Requirement: Tally the lines that contain the string "What" and give the number by itself.

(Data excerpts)
----------------

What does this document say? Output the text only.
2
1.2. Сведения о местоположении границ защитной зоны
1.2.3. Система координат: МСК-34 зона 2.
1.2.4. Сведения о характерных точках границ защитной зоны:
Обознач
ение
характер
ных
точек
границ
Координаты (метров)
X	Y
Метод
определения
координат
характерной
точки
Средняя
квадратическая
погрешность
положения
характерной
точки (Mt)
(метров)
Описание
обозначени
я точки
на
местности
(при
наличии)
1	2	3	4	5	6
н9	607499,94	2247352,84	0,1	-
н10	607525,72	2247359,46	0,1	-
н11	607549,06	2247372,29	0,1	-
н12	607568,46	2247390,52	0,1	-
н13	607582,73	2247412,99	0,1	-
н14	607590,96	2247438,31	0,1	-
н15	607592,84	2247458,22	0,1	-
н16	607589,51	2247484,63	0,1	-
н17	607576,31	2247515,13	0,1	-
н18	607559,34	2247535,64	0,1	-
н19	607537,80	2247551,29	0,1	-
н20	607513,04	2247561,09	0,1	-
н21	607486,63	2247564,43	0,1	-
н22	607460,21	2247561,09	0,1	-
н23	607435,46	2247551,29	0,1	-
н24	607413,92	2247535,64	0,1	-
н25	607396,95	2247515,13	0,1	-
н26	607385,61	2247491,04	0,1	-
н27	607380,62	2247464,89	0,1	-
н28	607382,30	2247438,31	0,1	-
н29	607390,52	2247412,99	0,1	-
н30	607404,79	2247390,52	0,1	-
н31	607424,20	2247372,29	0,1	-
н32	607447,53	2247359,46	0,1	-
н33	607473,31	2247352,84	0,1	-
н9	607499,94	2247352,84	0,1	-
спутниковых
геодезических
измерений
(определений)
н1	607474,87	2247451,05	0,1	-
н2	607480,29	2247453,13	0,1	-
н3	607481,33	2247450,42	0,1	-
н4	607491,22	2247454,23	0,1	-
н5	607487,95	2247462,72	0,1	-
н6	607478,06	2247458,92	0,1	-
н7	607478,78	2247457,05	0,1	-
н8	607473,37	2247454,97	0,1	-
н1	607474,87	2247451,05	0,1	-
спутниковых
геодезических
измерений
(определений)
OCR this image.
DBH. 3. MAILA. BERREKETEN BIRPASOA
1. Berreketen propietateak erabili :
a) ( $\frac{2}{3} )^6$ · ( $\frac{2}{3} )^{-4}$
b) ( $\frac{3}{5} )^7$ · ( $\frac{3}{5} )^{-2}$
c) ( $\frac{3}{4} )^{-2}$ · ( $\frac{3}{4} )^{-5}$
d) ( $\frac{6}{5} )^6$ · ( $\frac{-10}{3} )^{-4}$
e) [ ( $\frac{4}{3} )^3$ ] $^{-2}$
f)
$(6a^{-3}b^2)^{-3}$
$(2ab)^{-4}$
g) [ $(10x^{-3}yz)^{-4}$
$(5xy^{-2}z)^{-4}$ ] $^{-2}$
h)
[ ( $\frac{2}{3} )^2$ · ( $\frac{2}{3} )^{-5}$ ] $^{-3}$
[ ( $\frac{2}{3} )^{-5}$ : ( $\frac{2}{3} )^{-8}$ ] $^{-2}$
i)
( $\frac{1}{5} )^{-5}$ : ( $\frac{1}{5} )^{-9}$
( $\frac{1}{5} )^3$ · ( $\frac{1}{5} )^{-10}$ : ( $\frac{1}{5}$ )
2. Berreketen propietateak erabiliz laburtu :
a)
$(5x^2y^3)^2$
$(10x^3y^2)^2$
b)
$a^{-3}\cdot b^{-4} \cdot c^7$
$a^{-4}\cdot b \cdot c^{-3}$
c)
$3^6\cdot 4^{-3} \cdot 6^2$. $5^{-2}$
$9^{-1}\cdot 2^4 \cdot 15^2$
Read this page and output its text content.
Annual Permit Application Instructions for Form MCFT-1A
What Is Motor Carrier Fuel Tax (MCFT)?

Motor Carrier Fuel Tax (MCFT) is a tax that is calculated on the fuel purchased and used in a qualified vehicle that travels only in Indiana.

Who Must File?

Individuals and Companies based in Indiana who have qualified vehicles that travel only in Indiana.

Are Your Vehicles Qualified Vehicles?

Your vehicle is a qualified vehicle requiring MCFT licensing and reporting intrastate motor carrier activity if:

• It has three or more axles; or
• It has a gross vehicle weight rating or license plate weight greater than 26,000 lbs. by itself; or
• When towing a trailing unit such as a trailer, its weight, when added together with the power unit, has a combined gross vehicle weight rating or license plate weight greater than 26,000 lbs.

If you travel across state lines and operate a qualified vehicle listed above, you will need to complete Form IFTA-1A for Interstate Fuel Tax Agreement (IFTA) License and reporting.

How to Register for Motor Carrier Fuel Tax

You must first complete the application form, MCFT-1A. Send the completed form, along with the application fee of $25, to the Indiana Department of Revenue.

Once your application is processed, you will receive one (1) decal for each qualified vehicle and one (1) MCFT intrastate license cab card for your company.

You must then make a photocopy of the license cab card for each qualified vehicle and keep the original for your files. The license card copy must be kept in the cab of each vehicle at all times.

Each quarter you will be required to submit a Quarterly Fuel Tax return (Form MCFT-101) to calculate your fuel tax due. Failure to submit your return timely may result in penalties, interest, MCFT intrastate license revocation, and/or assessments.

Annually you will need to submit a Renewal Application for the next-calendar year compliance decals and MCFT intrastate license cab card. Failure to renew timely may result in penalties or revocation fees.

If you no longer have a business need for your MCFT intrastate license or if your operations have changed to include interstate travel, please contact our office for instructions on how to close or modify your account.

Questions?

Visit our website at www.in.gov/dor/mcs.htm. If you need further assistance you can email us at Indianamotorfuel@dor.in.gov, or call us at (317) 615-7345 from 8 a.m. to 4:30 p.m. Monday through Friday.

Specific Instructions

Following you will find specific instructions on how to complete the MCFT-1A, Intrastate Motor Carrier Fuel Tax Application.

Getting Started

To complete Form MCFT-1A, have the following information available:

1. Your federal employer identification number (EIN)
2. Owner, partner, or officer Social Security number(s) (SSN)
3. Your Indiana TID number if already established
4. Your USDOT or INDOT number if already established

----------------

Expected output: 2